-- Start of SOURCE DATA --
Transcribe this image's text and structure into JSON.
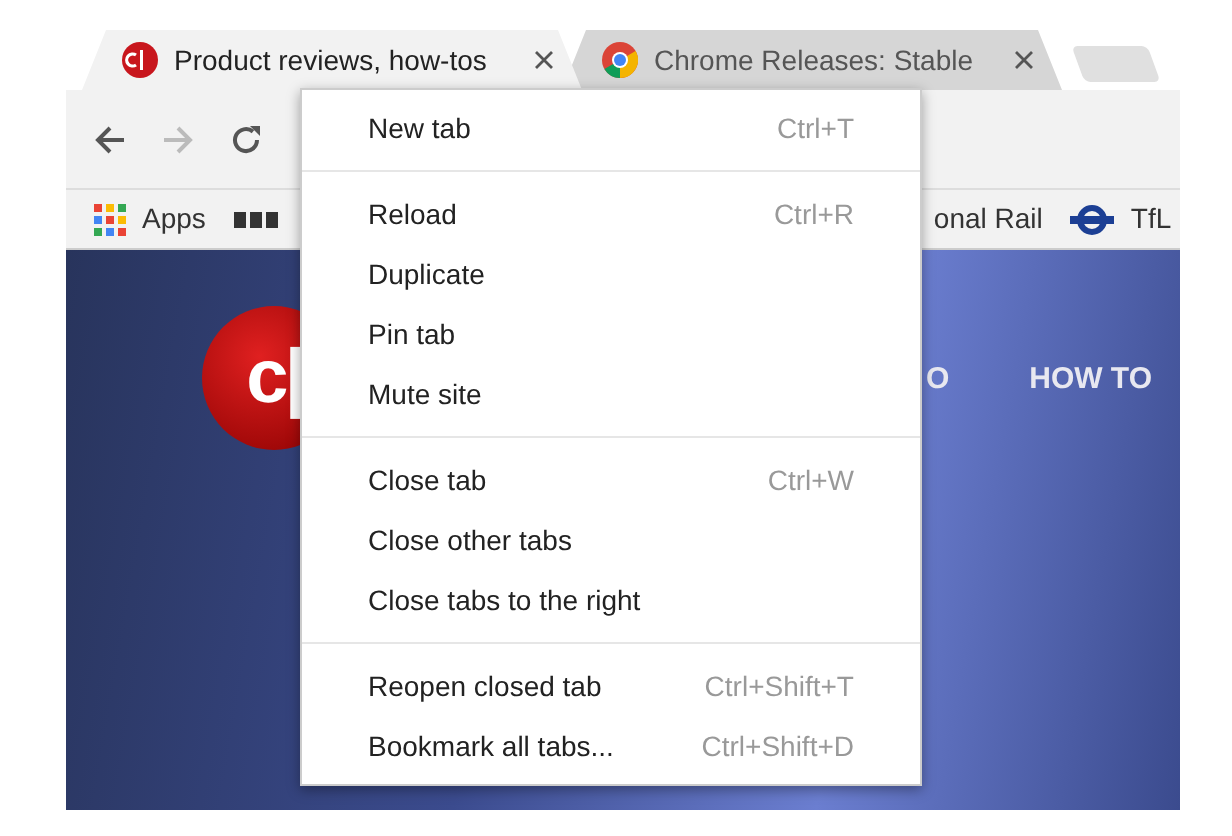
{
  "tabs": [
    {
      "title": "Product reviews, how-tos",
      "kind": "site",
      "selected": true
    },
    {
      "title": "Chrome Releases: Stable",
      "kind": "chrome",
      "selected": false
    }
  ],
  "toolbar": {
    "back_disabled": false,
    "forward_disabled": true
  },
  "bookmarks": [
    {
      "label": "Apps",
      "kind": "apps"
    },
    {
      "kind": "bbc"
    },
    {
      "label": "onal Rail",
      "kind": "text"
    },
    {
      "label": "TfL",
      "kind": "tfl"
    }
  ],
  "site": {
    "logo_text": "c|",
    "nav": [
      "O",
      "HOW TO"
    ]
  },
  "menu": {
    "sections": [
      [
        {
          "label": "New tab",
          "shortcut": "Ctrl+T"
        }
      ],
      [
        {
          "label": "Reload",
          "shortcut": "Ctrl+R"
        },
        {
          "label": "Duplicate"
        },
        {
          "label": "Pin tab"
        },
        {
          "label": "Mute site"
        }
      ],
      [
        {
          "label": "Close tab",
          "shortcut": "Ctrl+W"
        },
        {
          "label": "Close other tabs"
        },
        {
          "label": "Close tabs to the right"
        }
      ],
      [
        {
          "label": "Reopen closed tab",
          "shortcut": "Ctrl+Shift+T"
        },
        {
          "label": "Bookmark all tabs...",
          "shortcut": "Ctrl+Shift+D"
        }
      ]
    ]
  }
}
-- End of SOURCE DATA --
In the copy, include no pictures; restate the listing above exactly.

Transcribe this image's text and structure into JSON.
{
  "tabs": [
    {
      "title": "Product reviews, how-tos",
      "kind": "site",
      "selected": true
    },
    {
      "title": "Chrome Releases: Stable",
      "kind": "chrome",
      "selected": false
    }
  ],
  "toolbar": {
    "back_disabled": false,
    "forward_disabled": true
  },
  "bookmarks": [
    {
      "label": "Apps",
      "kind": "apps"
    },
    {
      "kind": "bbc"
    },
    {
      "label": "onal Rail",
      "kind": "text"
    },
    {
      "label": "TfL",
      "kind": "tfl"
    }
  ],
  "site": {
    "logo_text": "c|",
    "nav": [
      "O",
      "HOW TO"
    ]
  },
  "menu": {
    "sections": [
      [
        {
          "label": "New tab",
          "shortcut": "Ctrl+T"
        }
      ],
      [
        {
          "label": "Reload",
          "shortcut": "Ctrl+R"
        },
        {
          "label": "Duplicate"
        },
        {
          "label": "Pin tab"
        },
        {
          "label": "Mute site"
        }
      ],
      [
        {
          "label": "Close tab",
          "shortcut": "Ctrl+W"
        },
        {
          "label": "Close other tabs"
        },
        {
          "label": "Close tabs to the right"
        }
      ],
      [
        {
          "label": "Reopen closed tab",
          "shortcut": "Ctrl+Shift+T"
        },
        {
          "label": "Bookmark all tabs...",
          "shortcut": "Ctrl+Shift+D"
        }
      ]
    ]
  }
}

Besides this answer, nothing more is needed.